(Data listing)

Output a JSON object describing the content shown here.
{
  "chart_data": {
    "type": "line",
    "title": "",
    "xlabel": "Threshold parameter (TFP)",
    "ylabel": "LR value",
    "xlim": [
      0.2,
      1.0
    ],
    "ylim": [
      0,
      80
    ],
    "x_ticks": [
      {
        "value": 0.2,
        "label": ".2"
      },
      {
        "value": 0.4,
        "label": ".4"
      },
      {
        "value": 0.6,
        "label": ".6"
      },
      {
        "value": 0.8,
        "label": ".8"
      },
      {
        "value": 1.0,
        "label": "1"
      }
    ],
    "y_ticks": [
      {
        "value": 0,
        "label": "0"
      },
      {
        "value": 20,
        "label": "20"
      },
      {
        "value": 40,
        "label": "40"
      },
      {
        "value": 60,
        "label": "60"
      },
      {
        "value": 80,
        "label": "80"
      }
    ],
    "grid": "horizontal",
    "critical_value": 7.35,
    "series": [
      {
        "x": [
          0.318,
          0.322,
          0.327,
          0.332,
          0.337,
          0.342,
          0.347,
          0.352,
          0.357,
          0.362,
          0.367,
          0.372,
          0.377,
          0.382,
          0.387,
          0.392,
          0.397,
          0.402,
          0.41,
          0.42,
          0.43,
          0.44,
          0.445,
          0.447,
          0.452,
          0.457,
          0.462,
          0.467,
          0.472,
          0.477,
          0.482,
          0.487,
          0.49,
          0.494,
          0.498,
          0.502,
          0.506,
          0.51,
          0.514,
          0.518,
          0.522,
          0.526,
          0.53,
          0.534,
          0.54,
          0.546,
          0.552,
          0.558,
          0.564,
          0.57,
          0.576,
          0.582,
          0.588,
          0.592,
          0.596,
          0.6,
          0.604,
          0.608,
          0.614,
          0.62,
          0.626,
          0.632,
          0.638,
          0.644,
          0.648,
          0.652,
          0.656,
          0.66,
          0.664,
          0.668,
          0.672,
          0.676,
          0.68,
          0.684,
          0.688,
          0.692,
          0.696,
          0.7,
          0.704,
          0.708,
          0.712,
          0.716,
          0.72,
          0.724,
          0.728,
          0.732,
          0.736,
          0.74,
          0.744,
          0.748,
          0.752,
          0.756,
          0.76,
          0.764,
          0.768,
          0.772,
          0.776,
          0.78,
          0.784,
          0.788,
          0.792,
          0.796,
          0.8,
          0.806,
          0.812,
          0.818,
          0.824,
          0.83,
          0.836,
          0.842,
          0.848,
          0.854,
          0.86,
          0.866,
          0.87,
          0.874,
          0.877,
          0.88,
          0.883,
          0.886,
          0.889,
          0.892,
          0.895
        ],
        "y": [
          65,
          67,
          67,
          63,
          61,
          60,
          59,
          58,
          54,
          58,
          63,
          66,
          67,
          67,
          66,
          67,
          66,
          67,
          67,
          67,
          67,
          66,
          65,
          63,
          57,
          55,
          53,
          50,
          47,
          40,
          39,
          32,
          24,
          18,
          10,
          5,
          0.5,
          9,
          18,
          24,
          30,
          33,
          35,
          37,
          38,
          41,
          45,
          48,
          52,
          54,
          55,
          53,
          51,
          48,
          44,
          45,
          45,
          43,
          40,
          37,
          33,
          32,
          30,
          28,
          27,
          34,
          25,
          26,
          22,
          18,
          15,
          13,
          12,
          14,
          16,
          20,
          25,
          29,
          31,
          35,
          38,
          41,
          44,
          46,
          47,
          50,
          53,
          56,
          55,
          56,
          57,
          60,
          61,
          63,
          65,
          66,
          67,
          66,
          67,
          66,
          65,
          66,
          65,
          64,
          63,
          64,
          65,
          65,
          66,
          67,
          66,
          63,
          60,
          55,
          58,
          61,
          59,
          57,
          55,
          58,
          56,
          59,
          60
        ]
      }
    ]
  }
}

**The problem**
Copy out all of the records shown above exactly.

**Solution for this exercise**
Output a JSON object describing the content shown here.
{
  "chart_data": {
    "type": "line",
    "title": "",
    "xlabel": "Threshold parameter (TFP)",
    "ylabel": "LR value",
    "xlim": [
      0.2,
      1.0
    ],
    "ylim": [
      0,
      80
    ],
    "x_ticks": [
      {
        "value": 0.2,
        "label": ".2"
      },
      {
        "value": 0.4,
        "label": ".4"
      },
      {
        "value": 0.6,
        "label": ".6"
      },
      {
        "value": 0.8,
        "label": ".8"
      },
      {
        "value": 1.0,
        "label": "1"
      }
    ],
    "y_ticks": [
      {
        "value": 0,
        "label": "0"
      },
      {
        "value": 20,
        "label": "20"
      },
      {
        "value": 40,
        "label": "40"
      },
      {
        "value": 60,
        "label": "60"
      },
      {
        "value": 80,
        "label": "80"
      }
    ],
    "grid": "horizontal",
    "critical_value": 7.35,
    "series": [
      {
        "x": [
          0.318,
          0.322,
          0.327,
          0.332,
          0.337,
          0.342,
          0.347,
          0.352,
          0.357,
          0.362,
          0.367,
          0.372,
          0.377,
          0.382,
          0.387,
          0.392,
          0.397,
          0.402,
          0.41,
          0.42,
          0.43,
          0.44,
          0.445,
          0.447,
          0.452,
          0.457,
          0.462,
          0.467,
          0.472,
          0.477,
          0.482,
          0.487,
          0.49,
          0.494,
          0.498,
          0.502,
          0.506,
          0.51,
          0.514,
          0.518,
          0.522,
          0.526,
          0.53,
          0.534,
          0.54,
          0.546,
          0.552,
          0.558,
          0.564,
          0.57,
          0.576,
          0.582,
          0.588,
          0.592,
          0.596,
          0.6,
          0.604,
          0.608,
          0.614,
          0.62,
          0.626,
          0.632,
          0.638,
          0.644,
          0.648,
          0.652,
          0.656,
          0.66,
          0.664,
          0.668,
          0.672,
          0.676,
          0.68,
          0.684,
          0.688,
          0.692,
          0.696,
          0.7,
          0.704,
          0.708,
          0.712,
          0.716,
          0.72,
          0.724,
          0.728,
          0.732,
          0.736,
          0.74,
          0.744,
          0.748,
          0.752,
          0.756,
          0.76,
          0.764,
          0.768,
          0.772,
          0.776,
          0.78,
          0.784,
          0.788,
          0.792,
          0.796,
          0.8,
          0.806,
          0.812,
          0.818,
          0.824,
          0.83,
          0.836,
          0.842,
          0.848,
          0.854,
          0.86,
          0.866,
          0.87,
          0.874,
          0.877,
          0.88,
          0.883,
          0.886,
          0.889,
          0.892,
          0.895
        ],
        "y": [
          65,
          67,
          67,
          63,
          61,
          60,
          59,
          58,
          54,
          58,
          63,
          66,
          67,
          67,
          66,
          67,
          66,
          67,
          67,
          67,
          67,
          66,
          65,
          63,
          57,
          55,
          53,
          50,
          47,
          40,
          39,
          32,
          24,
          18,
          10,
          5,
          0.5,
          9,
          18,
          24,
          30,
          33,
          35,
          37,
          38,
          41,
          45,
          48,
          52,
          54,
          55,
          53,
          51,
          48,
          44,
          45,
          45,
          43,
          40,
          37,
          33,
          32,
          30,
          28,
          27,
          34,
          25,
          26,
          22,
          18,
          15,
          13,
          12,
          14,
          16,
          20,
          25,
          29,
          31,
          35,
          38,
          41,
          44,
          46,
          47,
          50,
          53,
          56,
          55,
          56,
          57,
          60,
          61,
          63,
          65,
          66,
          67,
          66,
          67,
          66,
          65,
          66,
          65,
          64,
          63,
          64,
          65,
          65,
          66,
          67,
          66,
          63,
          60,
          55,
          58,
          61,
          59,
          57,
          55,
          58,
          56,
          59,
          60
        ]
      }
    ]
  }
}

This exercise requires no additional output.